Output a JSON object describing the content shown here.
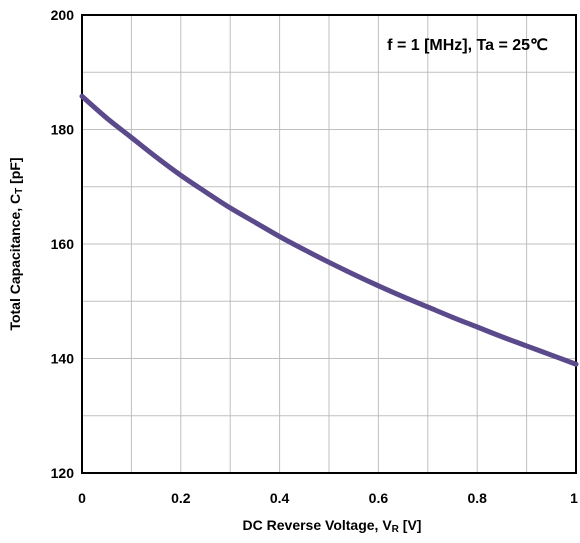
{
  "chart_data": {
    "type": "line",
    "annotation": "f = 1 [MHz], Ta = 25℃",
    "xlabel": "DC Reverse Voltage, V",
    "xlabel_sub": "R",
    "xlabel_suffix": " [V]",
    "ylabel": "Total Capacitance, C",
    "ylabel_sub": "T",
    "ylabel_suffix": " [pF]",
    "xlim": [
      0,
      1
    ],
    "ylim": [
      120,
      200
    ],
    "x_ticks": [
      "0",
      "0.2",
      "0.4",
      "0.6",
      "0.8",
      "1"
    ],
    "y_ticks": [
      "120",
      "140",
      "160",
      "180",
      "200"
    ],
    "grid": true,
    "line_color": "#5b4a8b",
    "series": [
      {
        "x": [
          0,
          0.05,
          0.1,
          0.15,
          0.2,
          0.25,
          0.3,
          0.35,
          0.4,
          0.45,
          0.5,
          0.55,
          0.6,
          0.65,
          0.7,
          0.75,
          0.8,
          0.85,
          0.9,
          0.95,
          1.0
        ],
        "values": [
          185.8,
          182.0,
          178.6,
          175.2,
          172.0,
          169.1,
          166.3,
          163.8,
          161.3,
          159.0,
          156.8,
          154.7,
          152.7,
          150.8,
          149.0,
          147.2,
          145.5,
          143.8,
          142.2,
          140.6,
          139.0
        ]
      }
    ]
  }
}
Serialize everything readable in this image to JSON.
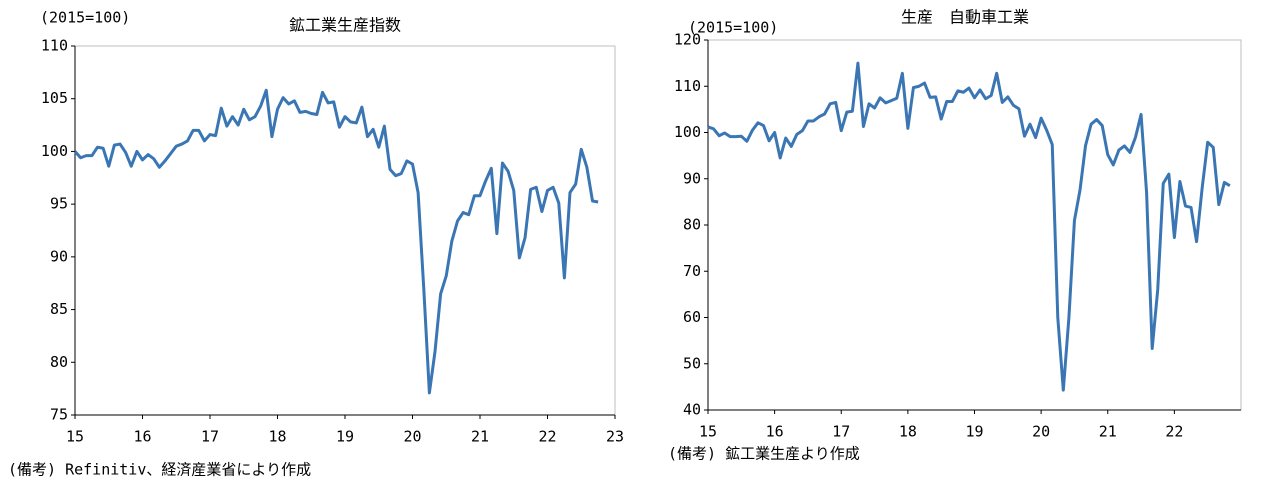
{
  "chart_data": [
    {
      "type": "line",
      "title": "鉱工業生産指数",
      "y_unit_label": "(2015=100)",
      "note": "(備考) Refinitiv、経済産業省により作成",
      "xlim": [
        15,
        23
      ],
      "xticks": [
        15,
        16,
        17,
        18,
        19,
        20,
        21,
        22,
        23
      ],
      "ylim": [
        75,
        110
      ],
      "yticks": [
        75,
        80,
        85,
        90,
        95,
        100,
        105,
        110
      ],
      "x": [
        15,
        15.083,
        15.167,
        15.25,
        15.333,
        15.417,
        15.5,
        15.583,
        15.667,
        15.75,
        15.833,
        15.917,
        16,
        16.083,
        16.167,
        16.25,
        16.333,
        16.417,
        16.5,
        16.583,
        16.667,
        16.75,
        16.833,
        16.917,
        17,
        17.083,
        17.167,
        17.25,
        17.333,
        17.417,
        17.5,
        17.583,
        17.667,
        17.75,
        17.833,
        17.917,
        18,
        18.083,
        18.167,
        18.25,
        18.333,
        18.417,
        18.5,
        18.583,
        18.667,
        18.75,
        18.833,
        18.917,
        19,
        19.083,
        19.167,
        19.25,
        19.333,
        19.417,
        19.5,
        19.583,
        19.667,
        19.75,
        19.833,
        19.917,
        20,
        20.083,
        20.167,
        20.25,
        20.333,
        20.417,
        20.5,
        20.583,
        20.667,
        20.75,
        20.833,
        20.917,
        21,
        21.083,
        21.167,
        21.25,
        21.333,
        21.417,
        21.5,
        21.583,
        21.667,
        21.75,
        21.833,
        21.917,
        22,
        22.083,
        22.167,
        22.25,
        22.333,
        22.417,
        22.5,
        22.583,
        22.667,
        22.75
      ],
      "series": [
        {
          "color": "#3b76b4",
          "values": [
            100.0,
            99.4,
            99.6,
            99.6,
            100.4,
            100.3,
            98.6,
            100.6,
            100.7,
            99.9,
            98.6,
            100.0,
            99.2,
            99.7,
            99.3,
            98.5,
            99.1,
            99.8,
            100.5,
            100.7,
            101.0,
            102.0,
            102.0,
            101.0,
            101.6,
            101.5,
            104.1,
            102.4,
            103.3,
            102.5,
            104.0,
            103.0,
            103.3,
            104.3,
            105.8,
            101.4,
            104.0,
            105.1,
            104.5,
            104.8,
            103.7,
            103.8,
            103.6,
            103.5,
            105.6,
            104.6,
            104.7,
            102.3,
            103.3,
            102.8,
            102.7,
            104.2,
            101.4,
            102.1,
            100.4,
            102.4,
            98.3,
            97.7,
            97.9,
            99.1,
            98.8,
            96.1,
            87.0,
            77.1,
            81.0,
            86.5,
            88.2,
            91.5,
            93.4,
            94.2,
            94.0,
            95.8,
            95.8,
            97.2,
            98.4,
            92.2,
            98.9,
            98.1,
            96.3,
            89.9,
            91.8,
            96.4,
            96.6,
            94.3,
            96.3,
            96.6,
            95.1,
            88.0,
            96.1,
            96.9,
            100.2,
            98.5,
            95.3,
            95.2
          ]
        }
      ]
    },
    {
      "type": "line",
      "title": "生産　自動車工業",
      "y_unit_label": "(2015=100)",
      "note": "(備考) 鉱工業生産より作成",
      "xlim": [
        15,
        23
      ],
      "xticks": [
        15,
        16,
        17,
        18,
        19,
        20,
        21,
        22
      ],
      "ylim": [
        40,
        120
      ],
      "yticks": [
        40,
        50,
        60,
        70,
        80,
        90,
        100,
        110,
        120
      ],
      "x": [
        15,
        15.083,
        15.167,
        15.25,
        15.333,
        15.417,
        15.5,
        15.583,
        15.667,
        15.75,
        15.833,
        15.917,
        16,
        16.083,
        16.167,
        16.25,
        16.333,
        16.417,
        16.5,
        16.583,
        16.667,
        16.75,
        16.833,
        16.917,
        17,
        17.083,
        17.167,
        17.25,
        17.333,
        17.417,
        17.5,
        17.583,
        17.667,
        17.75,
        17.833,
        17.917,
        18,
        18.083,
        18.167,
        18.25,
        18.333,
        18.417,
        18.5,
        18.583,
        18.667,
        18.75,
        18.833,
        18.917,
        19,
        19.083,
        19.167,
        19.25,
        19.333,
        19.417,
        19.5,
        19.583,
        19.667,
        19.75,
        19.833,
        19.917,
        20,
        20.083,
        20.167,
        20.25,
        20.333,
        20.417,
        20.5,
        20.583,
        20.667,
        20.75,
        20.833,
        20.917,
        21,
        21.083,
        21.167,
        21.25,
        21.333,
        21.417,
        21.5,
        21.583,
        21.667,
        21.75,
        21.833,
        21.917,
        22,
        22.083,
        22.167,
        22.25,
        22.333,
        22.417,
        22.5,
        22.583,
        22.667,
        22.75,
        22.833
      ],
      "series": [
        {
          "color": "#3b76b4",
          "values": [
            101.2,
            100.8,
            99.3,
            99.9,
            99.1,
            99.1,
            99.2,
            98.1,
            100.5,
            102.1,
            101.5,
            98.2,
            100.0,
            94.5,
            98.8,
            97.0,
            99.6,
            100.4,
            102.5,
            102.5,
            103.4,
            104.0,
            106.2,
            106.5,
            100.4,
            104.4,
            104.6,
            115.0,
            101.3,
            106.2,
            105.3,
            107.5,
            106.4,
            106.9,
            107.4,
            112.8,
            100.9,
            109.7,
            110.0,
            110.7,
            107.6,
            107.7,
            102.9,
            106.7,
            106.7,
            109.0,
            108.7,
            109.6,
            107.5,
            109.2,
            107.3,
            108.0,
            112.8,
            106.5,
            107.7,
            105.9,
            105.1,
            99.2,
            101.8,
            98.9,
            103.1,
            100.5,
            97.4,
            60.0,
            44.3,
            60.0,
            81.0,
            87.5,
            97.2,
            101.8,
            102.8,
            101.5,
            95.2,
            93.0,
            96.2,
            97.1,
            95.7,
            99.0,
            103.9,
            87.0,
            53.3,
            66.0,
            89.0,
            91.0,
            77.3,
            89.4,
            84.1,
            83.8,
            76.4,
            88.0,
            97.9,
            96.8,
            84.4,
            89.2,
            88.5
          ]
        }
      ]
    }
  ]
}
------------------------------------------------------------
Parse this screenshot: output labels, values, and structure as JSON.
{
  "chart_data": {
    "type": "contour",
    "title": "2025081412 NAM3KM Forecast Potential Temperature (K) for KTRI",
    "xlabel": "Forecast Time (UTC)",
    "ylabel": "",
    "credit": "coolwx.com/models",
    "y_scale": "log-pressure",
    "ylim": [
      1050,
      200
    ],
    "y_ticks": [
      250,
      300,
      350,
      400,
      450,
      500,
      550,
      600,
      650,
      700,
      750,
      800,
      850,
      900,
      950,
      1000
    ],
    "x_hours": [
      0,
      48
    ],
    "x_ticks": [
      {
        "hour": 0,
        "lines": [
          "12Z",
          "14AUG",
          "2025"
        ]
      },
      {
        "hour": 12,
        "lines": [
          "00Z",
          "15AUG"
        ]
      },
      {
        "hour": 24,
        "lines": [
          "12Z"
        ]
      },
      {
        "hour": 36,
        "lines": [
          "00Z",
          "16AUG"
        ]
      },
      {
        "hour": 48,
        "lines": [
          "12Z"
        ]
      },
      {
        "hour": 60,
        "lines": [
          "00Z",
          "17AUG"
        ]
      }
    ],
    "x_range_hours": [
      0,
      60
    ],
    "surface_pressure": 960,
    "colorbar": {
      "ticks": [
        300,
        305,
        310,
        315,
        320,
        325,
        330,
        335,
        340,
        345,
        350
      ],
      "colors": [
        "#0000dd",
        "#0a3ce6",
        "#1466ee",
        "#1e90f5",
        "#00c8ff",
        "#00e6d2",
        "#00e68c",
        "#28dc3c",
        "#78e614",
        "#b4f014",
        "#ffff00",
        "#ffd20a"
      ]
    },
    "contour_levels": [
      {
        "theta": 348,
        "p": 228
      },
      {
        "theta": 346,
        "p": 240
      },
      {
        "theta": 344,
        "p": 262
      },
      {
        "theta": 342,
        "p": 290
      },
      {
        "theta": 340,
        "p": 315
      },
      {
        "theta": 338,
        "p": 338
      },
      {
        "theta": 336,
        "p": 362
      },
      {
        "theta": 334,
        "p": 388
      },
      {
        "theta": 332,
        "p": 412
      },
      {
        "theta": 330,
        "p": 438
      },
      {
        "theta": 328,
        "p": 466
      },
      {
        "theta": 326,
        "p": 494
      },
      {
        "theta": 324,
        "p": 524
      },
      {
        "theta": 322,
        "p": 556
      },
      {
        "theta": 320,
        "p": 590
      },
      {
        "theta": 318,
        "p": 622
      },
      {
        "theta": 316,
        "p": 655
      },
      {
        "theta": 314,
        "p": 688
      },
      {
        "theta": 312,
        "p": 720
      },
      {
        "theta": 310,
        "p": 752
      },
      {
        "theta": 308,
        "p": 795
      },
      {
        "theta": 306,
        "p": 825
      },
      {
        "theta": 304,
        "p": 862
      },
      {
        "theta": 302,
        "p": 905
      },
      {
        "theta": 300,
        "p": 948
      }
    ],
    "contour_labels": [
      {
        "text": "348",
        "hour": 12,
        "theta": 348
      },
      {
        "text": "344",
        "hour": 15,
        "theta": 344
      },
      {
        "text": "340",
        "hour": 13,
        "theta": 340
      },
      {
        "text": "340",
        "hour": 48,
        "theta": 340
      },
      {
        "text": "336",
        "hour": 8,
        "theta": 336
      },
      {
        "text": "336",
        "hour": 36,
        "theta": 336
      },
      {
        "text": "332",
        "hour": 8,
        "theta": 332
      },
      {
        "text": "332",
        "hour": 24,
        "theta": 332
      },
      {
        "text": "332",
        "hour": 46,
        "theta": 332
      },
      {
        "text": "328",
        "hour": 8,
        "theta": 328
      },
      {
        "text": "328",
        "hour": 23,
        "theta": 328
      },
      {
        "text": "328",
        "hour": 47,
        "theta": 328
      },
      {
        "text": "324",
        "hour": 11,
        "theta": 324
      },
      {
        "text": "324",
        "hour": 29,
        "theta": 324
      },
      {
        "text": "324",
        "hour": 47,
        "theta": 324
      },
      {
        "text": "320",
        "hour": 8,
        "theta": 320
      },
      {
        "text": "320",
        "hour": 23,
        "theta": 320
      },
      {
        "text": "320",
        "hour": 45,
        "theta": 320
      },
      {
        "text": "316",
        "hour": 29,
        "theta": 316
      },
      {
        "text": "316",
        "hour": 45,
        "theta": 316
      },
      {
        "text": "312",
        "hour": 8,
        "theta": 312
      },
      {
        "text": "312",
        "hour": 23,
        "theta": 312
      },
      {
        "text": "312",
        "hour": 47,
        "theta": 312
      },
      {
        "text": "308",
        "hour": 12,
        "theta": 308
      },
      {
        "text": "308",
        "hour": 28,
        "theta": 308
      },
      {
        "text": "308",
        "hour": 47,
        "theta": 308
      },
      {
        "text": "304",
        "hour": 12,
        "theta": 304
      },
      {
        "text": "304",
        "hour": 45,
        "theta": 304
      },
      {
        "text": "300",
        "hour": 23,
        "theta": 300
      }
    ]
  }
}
------------------------------------------------------------
_The exercise:_
In the listing, find each line with the string "JSON" and copy it.

_Answer in full:_
Output a JSON object describing the content shown here.
Serialize everything readable in this image to JSON.
Parse this screenshot: output labels, values, and structure as JSON.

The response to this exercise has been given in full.